(YOUR INSTRUCTIONS)
Give the data a second time, exactly and in full.

====== EXERCISE INPUT

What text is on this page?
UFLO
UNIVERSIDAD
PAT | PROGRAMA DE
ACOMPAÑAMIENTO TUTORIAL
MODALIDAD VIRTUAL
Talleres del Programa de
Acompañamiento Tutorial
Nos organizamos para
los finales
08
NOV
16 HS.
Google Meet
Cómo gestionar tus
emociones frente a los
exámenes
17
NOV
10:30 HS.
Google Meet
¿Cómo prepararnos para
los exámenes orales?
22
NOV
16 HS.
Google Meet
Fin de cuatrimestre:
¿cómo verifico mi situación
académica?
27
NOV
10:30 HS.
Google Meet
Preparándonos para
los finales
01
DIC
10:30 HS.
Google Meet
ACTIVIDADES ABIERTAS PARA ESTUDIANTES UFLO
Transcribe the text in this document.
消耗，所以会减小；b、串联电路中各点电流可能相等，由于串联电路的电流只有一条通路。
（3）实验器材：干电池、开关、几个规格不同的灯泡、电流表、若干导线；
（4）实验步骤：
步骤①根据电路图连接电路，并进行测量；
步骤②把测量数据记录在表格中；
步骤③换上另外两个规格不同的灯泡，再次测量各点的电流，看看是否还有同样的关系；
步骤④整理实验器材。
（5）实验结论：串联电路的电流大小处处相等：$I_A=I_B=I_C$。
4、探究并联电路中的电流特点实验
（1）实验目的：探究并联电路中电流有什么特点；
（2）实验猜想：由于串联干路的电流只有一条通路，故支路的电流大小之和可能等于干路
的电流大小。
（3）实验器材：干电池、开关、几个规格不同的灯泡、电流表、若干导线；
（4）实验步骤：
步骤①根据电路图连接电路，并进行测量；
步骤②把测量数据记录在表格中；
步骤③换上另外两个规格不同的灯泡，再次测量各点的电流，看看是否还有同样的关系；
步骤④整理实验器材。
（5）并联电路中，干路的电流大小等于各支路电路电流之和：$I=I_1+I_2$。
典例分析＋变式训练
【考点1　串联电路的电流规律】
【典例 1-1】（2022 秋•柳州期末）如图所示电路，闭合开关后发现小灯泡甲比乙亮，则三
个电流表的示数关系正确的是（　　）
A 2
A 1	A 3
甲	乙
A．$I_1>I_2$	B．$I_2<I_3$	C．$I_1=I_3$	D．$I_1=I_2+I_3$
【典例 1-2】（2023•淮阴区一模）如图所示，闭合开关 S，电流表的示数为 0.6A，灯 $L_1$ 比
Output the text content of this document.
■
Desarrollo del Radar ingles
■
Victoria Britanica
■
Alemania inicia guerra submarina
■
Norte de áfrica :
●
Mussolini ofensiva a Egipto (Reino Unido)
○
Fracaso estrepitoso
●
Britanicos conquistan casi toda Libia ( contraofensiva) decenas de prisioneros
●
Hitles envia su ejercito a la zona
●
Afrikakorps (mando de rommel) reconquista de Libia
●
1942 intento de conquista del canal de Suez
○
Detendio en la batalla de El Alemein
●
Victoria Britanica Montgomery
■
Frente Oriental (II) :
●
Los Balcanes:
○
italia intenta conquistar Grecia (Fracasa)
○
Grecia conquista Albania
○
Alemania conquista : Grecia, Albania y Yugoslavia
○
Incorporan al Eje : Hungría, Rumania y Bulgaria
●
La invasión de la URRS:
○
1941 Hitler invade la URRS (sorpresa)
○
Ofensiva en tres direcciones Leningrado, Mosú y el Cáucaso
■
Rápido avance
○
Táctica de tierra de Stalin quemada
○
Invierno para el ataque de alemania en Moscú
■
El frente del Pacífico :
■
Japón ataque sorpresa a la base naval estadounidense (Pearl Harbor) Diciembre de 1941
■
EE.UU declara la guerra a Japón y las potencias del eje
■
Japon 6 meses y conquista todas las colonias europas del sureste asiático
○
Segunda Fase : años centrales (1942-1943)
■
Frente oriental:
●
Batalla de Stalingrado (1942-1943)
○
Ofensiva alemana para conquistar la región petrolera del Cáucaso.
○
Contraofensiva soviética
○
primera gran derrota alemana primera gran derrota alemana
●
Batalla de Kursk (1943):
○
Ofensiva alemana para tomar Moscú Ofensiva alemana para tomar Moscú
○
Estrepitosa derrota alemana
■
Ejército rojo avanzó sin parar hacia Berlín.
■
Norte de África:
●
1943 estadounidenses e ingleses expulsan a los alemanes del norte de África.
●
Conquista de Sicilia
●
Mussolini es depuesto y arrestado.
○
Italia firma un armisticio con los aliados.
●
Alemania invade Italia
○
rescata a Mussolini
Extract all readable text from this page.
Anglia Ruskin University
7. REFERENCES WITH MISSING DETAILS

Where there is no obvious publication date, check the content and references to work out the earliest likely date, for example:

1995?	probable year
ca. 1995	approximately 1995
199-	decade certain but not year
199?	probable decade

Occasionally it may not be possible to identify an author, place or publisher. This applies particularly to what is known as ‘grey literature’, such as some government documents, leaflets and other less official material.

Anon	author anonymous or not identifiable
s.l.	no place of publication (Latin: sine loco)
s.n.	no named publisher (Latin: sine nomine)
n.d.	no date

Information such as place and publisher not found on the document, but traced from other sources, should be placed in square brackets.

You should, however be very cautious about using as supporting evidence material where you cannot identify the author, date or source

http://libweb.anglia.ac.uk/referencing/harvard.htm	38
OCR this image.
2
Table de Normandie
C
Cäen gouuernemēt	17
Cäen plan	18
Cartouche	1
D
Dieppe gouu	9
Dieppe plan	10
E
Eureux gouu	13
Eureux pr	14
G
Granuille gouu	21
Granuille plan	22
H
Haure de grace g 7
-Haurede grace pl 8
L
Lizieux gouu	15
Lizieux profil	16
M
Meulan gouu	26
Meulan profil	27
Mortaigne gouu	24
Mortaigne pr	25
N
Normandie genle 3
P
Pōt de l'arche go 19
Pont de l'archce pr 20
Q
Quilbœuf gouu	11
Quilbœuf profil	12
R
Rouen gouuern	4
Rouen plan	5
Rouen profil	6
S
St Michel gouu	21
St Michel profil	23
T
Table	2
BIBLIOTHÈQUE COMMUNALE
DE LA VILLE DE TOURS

============

(OUTPUT OF THE EXERCISE)
What text is on this page?
UFLO
UNIVERSIDAD
PAT | PROGRAMA DE
ACOMPAÑAMIENTO TUTORIAL
MODALIDAD VIRTUAL
Talleres del Programa de
Acompañamiento Tutorial
Nos organizamos para
los finales
08
NOV
16 HS.
Google Meet
Cómo gestionar tus
emociones frente a los
exámenes
17
NOV
10:30 HS.
Google Meet
¿Cómo prepararnos para
los exámenes orales?
22
NOV
16 HS.
Google Meet
Fin de cuatrimestre:
¿cómo verifico mi situación
académica?
27
NOV
10:30 HS.
Google Meet
Preparándonos para
los finales
01
DIC
10:30 HS.
Google Meet
ACTIVIDADES ABIERTAS PARA ESTUDIANTES UFLO
Transcribe the text in this document.
消耗，所以会减小；b、串联电路中各点电流可能相等，由于串联电路的电流只有一条通路。
（3）实验器材：干电池、开关、几个规格不同的灯泡、电流表、若干导线；
（4）实验步骤：
步骤①根据电路图连接电路，并进行测量；
步骤②把测量数据记录在表格中；
步骤③换上另外两个规格不同的灯泡，再次测量各点的电流，看看是否还有同样的关系；
步骤④整理实验器材。
（5）实验结论：串联电路的电流大小处处相等：$I_A=I_B=I_C$。
4、探究并联电路中的电流特点实验
（1）实验目的：探究并联电路中电流有什么特点；
（2）实验猜想：由于串联干路的电流只有一条通路，故支路的电流大小之和可能等于干路
的电流大小。
（3）实验器材：干电池、开关、几个规格不同的灯泡、电流表、若干导线；
（4）实验步骤：
步骤①根据电路图连接电路，并进行测量；
步骤②把测量数据记录在表格中；
步骤③换上另外两个规格不同的灯泡，再次测量各点的电流，看看是否还有同样的关系；
步骤④整理实验器材。
（5）并联电路中，干路的电流大小等于各支路电路电流之和：$I=I_1+I_2$。
典例分析＋变式训练
【考点1　串联电路的电流规律】
【典例 1-1】（2022 秋•柳州期末）如图所示电路，闭合开关后发现小灯泡甲比乙亮，则三
个电流表的示数关系正确的是（　　）
A 2
A 1	A 3
甲	乙
A．$I_1>I_2$	B．$I_2<I_3$	C．$I_1=I_3$	D．$I_1=I_2+I_3$
【典例 1-2】（2023•淮阴区一模）如图所示，闭合开关 S，电流表的示数为 0.6A，灯 $L_1$ 比
Output the text content of this document.
■
Desarrollo del Radar ingles
■
Victoria Britanica
■
Alemania inicia guerra submarina
■
Norte de áfrica :
●
Mussolini ofensiva a Egipto (Reino Unido)
○
Fracaso estrepitoso
●
Britanicos conquistan casi toda Libia ( contraofensiva) decenas de prisioneros
●
Hitles envia su ejercito a la zona
●
Afrikakorps (mando de rommel) reconquista de Libia
●
1942 intento de conquista del canal de Suez
○
Detendio en la batalla de El Alemein
●
Victoria Britanica Montgomery
■
Frente Oriental (II) :
●
Los Balcanes:
○
italia intenta conquistar Grecia (Fracasa)
○
Grecia conquista Albania
○
Alemania conquista : Grecia, Albania y Yugoslavia
○
Incorporan al Eje : Hungría, Rumania y Bulgaria
●
La invasión de la URRS:
○
1941 Hitler invade la URRS (sorpresa)
○
Ofensiva en tres direcciones Leningrado, Mosú y el Cáucaso
■
Rápido avance
○
Táctica de tierra de Stalin quemada
○
Invierno para el ataque de alemania en Moscú
■
El frente del Pacífico :
■
Japón ataque sorpresa a la base naval estadounidense (Pearl Harbor) Diciembre de 1941
■
EE.UU declara la guerra a Japón y las potencias del eje
■
Japon 6 meses y conquista todas las colonias europas del sureste asiático
○
Segunda Fase : años centrales (1942-1943)
■
Frente oriental:
●
Batalla de Stalingrado (1942-1943)
○
Ofensiva alemana para conquistar la región petrolera del Cáucaso.
○
Contraofensiva soviética
○
primera gran derrota alemana primera gran derrota alemana
●
Batalla de Kursk (1943):
○
Ofensiva alemana para tomar Moscú Ofensiva alemana para tomar Moscú
○
Estrepitosa derrota alemana
■
Ejército rojo avanzó sin parar hacia Berlín.
■
Norte de África:
●
1943 estadounidenses e ingleses expulsan a los alemanes del norte de África.
●
Conquista de Sicilia
●
Mussolini es depuesto y arrestado.
○
Italia firma un armisticio con los aliados.
●
Alemania invade Italia
○
rescata a Mussolini
Extract all readable text from this page.
Anglia Ruskin University
7. REFERENCES WITH MISSING DETAILS

Where there is no obvious publication date, check the content and references to work out the earliest likely date, for example:

1995?	probable year
ca. 1995	approximately 1995
199-	decade certain but not year
199?	probable decade

Occasionally it may not be possible to identify an author, place or publisher. This applies particularly to what is known as ‘grey literature’, such as some government documents, leaflets and other less official material.

Anon	author anonymous or not identifiable
s.l.	no place of publication (Latin: sine loco)
s.n.	no named publisher (Latin: sine nomine)
n.d.	no date

Information such as place and publisher not found on the document, but traced from other sources, should be placed in square brackets.

You should, however be very cautious about using as supporting evidence material where you cannot identify the author, date or source

http://libweb.anglia.ac.uk/referencing/harvard.htm	38
OCR this image.
2
Table de Normandie
C
Cäen gouuernemēt	17
Cäen plan	18
Cartouche	1
D
Dieppe gouu	9
Dieppe plan	10
E
Eureux gouu	13
Eureux pr	14
G
Granuille gouu	21
Granuille plan	22
H
Haure de grace g 7
-Haurede grace pl 8
L
Lizieux gouu	15
Lizieux profil	16
M
Meulan gouu	26
Meulan profil	27
Mortaigne gouu	24
Mortaigne pr	25
N
Normandie genle 3
P
Pōt de l'arche go 19
Pont de l'archce pr 20
Q
Quilbœuf gouu	11
Quilbœuf profil	12
R
Rouen gouuern	4
Rouen plan	5
Rouen profil	6
S
St Michel gouu	21
St Michel profil	23
T
Table	2
BIBLIOTHÈQUE COMMUNALE
DE LA VILLE DE TOURS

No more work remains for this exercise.